■ AIM OF THE TASK ■
Leave out the pictures and copy the remaining records exactly.

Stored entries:
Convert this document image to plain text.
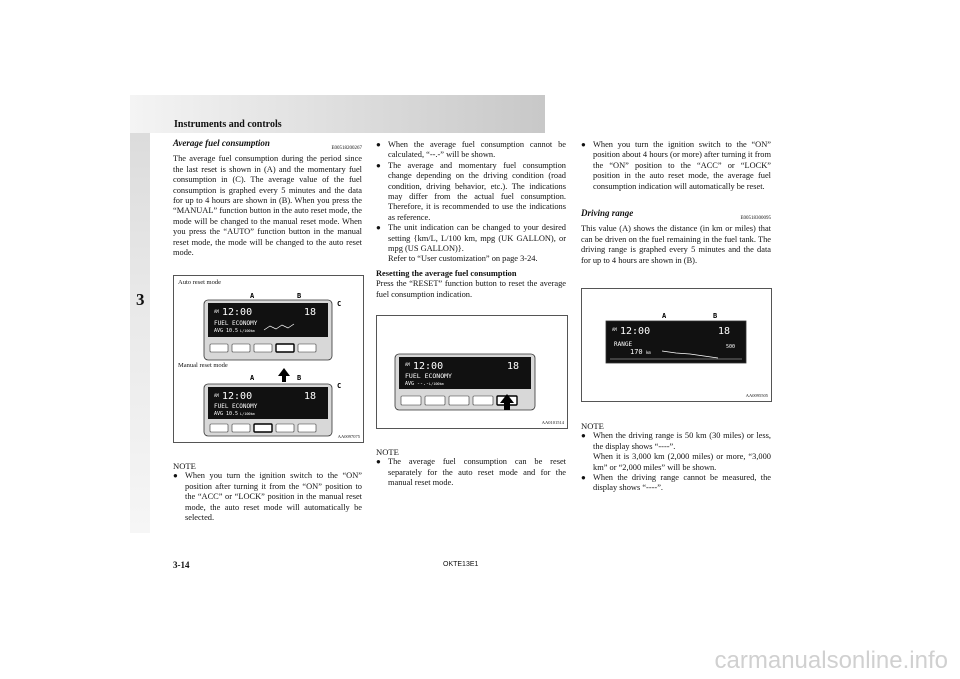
Instruments and controls
3
Average fuel consumption
E00518200267

The average fuel consumption during the period since the last reset is shown in (A) and the momentary fuel consumption in (C). The average value of the fuel consumption is graphed every 5 minutes and the data for up to 4 hours are shown in (B). When you press the “MANUAL” function button in the auto reset mode, the mode will be changed to the manual reset mode. When you press the “AUTO” function button in the manual reset mode, the mode will be changed to the auto reset mode.

Auto reset mode
Manual reset mode
AM 12:00	18
FUEL ECONOMY
AVG 10.5 L/100km
A	B
C
AM 12:00	18
FUEL ECONOMY
AVG 10.5 L/100km
A	B
C
AA0097075

NOTE

●
When you turn the ignition switch to the “ON” position after turning it from the “ON” position to the “ACC” or “LOCK” position in the manual reset mode, the auto reset mode will automatically be selected.

●
When the average fuel consumption cannot be calculated, “--.-” will be shown.

●
The average and momentary fuel consumption change depending on the driving condition (road condition, driving behavior, etc.). The indications may differ from the actual fuel consumption. Therefore, it is recommended to use the indications as reference.

●
The unit indication can be changed to your desired setting {km/L, L/100 km, mpg (UK GALLON), or mpg (US GALLON)}.

Refer to “User customization” on page 3-24.

Resetting the average fuel consumption

Press the “RESET” function button to reset the average fuel consumption indication.

AM 12:00	18
FUEL ECONOMY
AVG --.- L/100km
AA0101514

NOTE

●
The average fuel consumption can be reset separately for the auto reset mode and for the manual reset mode.

●
When you turn the ignition switch to the “ON” position about 4 hours (or more) after turning it from the “ON” position to the “ACC” or “LOCK” position in the auto reset mode, the average fuel consumption indication will automatically be reset.

Driving range
E00518300095

This value (A) shows the distance (in km or miles) that can be driven on the fuel remaining in the fuel tank. The driving range is graphed every 5 minutes and the data for up to 4 hours are shown in (B).

A	B
AM 12:00	18
RANGE
170 km
500
AA0095505

NOTE

●
When the driving range is 50 km (30 miles) or less, the display shows “----”.

When it is 3,000 km (2,000 miles) or more, “3,000 km” or “2,000 miles” will be shown.

●
When the driving range cannot be measured, the display shows “----”.

3-14	OKTE13E1
carmanualsonline.info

■ THE COMPLETED TASK ■
Convert this document image to plain text.
Instruments and controls
3
Average fuel consumption
E00518200267

The average fuel consumption during the period since the last reset is shown in (A) and the momentary fuel consumption in (C). The average value of the fuel consumption is graphed every 5 minutes and the data for up to 4 hours are shown in (B). When you press the “MANUAL” function button in the auto reset mode, the mode will be changed to the manual reset mode. When you press the “AUTO” function button in the manual reset mode, the mode will be changed to the auto reset mode.

Auto reset mode
Manual reset mode
AM 12:00	18
FUEL ECONOMY
AVG 10.5 L/100km
A	B
C
AM 12:00	18
FUEL ECONOMY
AVG 10.5 L/100km
A	B
C
AA0097075

NOTE

●
When you turn the ignition switch to the “ON” position after turning it from the “ON” position to the “ACC” or “LOCK” position in the manual reset mode, the auto reset mode will automatically be selected.

●
When the average fuel consumption cannot be calculated, “--.-” will be shown.

●
The average and momentary fuel consumption change depending on the driving condition (road condition, driving behavior, etc.). The indications may differ from the actual fuel consumption. Therefore, it is recommended to use the indications as reference.

●
The unit indication can be changed to your desired setting {km/L, L/100 km, mpg (UK GALLON), or mpg (US GALLON)}.

Refer to “User customization” on page 3-24.

Resetting the average fuel consumption

Press the “RESET” function button to reset the average fuel consumption indication.

AM 12:00	18
FUEL ECONOMY
AVG --.- L/100km
AA0101514

NOTE

●
The average fuel consumption can be reset separately for the auto reset mode and for the manual reset mode.

●
When you turn the ignition switch to the “ON” position about 4 hours (or more) after turning it from the “ON” position to the “ACC” or “LOCK” position in the auto reset mode, the average fuel consumption indication will automatically be reset.

Driving range
E00518300095

This value (A) shows the distance (in km or miles) that can be driven on the fuel remaining in the fuel tank. The driving range is graphed every 5 minutes and the data for up to 4 hours are shown in (B).

A	B
AM 12:00	18
RANGE
170 km
500
AA0095505

NOTE

●
When the driving range is 50 km (30 miles) or less, the display shows “----”.

When it is 3,000 km (2,000 miles) or more, “3,000 km” or “2,000 miles” will be shown.

●
When the driving range cannot be measured, the display shows “----”.

3-14	OKTE13E1
carmanualsonline.info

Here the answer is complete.